:: PROBLEM DESCRIPTION ::
Provide an exact reproduction of every entry.

:: DATA PROVIDED ::
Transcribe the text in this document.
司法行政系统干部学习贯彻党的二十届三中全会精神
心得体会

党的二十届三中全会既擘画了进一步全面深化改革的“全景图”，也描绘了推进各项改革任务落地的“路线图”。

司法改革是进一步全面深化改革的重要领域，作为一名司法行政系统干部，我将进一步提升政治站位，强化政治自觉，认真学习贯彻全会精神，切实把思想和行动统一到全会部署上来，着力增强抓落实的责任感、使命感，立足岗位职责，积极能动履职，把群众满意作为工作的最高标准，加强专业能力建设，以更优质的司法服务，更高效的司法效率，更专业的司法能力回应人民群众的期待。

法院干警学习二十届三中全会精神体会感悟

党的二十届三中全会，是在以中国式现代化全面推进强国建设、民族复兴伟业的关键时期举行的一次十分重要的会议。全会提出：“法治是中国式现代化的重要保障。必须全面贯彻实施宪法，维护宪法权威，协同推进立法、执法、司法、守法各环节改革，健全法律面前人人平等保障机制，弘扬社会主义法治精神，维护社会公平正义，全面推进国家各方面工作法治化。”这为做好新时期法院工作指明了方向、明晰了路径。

:: EXERCISE OUTPUT ::
Transcribe the text in this document.
司法行政系统干部学习贯彻党的二十届三中全会精神
心得体会

党的二十届三中全会既擘画了进一步全面深化改革的“全景图”，也描绘了推进各项改革任务落地的“路线图”。

司法改革是进一步全面深化改革的重要领域，作为一名司法行政系统干部，我将进一步提升政治站位，强化政治自觉，认真学习贯彻全会精神，切实把思想和行动统一到全会部署上来，着力增强抓落实的责任感、使命感，立足岗位职责，积极能动履职，把群众满意作为工作的最高标准，加强专业能力建设，以更优质的司法服务，更高效的司法效率，更专业的司法能力回应人民群众的期待。

法院干警学习二十届三中全会精神体会感悟

党的二十届三中全会，是在以中国式现代化全面推进强国建设、民族复兴伟业的关键时期举行的一次十分重要的会议。全会提出：“法治是中国式现代化的重要保障。必须全面贯彻实施宪法，维护宪法权威，协同推进立法、执法、司法、守法各环节改革，健全法律面前人人平等保障机制，弘扬社会主义法治精神，维护社会公平正义，全面推进国家各方面工作法治化。”这为做好新时期法院工作指明了方向、明晰了路径。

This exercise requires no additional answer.